Task directions
Set every record down verbatim and omit the pictures.

Begin Input

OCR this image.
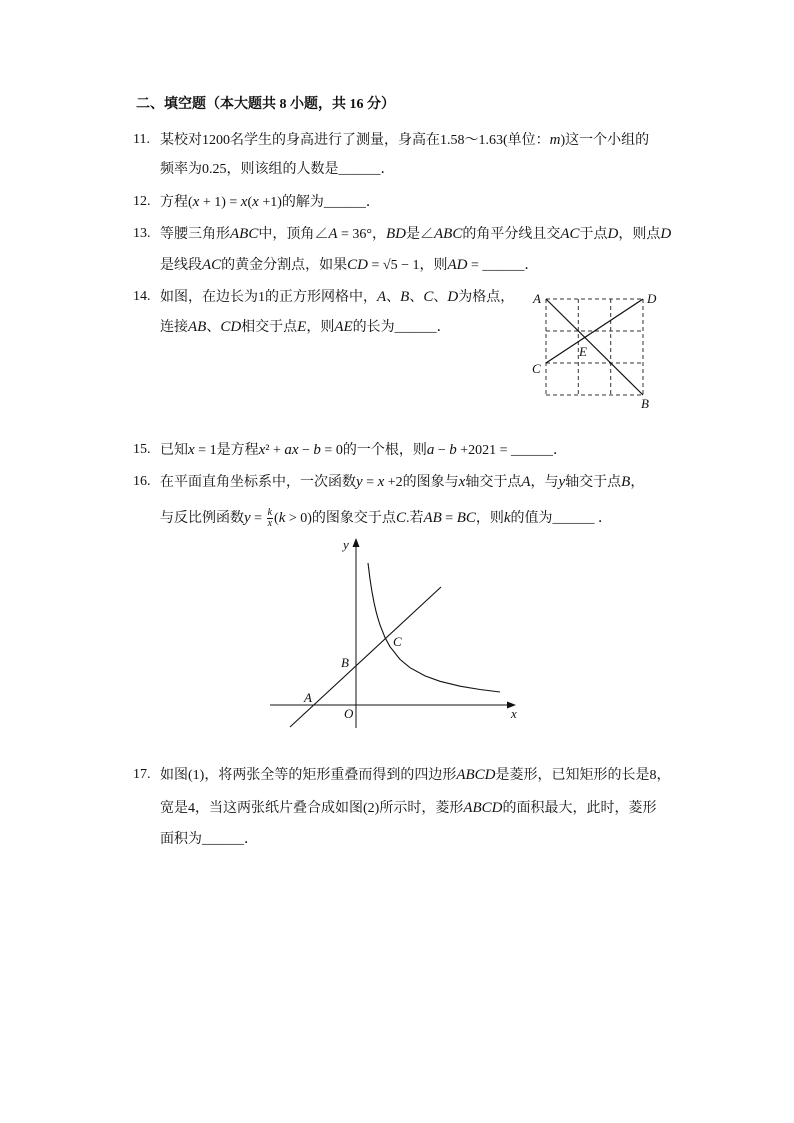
二、填空题（本大题共 8 小题，共 16 分）
11. 某校对1200名学生的身高进行了测量，身高在1.58～1.63(单位：m)这一个小组的
频率为0.25，则该组的人数是______．
12. 方程(x + 1) = x(x +1)的解为______．
13. 等腰三角形ABC中，顶角∠A = 36°，BD是∠ABC的角平分线且交AC于点D，则点D
是线段AC的黄金分割点，如果CD = √5 − 1，则AD = ______．
14. 如图，在边长为1的正方形网格中，A、B、C、D为格点，
连接AB、CD相交于点E，则AE的长为______．
A	D
C
E
B
15. 已知x = 1是方程x² + ax − b = 0的一个根，则a − b +2021 = ______．
16. 在平面直角坐标系中，一次函数y = x +2的图象与x轴交于点A，与y轴交于点B，
与反比例函数$y = \frac{k}{x} (k > 0)$的图象交于点C.若AB = BC，则k的值为______ ．
y
x
O
A
B
C
17. 如图(1)，将两张全等的矩形重叠而得到的四边形ABCD是菱形，已知矩形的长是8，
宽是4，当这两张纸片叠合成如图(2)所示时，菱形ABCD的面积最大，此时，菱形
面积为______．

End Input

Correct response
OCR this image.
二、填空题（本大题共 8 小题，共 16 分）
11. 某校对1200名学生的身高进行了测量，身高在1.58～1.63(单位：m)这一个小组的
频率为0.25，则该组的人数是______．
12. 方程(x + 1) = x(x +1)的解为______．
13. 等腰三角形ABC中，顶角∠A = 36°，BD是∠ABC的角平分线且交AC于点D，则点D
是线段AC的黄金分割点，如果CD = √5 − 1，则AD = ______．
14. 如图，在边长为1的正方形网格中，A、B、C、D为格点，
连接AB、CD相交于点E，则AE的长为______．
A	D
C
E
B
15. 已知x = 1是方程x² + ax − b = 0的一个根，则a − b +2021 = ______．
16. 在平面直角坐标系中，一次函数y = x +2的图象与x轴交于点A，与y轴交于点B，
与反比例函数$y = \frac{k}{x} (k > 0)$的图象交于点C.若AB = BC，则k的值为______ ．
y
x
O
A
B
C
17. 如图(1)，将两张全等的矩形重叠而得到的四边形ABCD是菱形，已知矩形的长是8，
宽是4，当这两张纸片叠合成如图(2)所示时，菱形ABCD的面积最大，此时，菱形
面积为______．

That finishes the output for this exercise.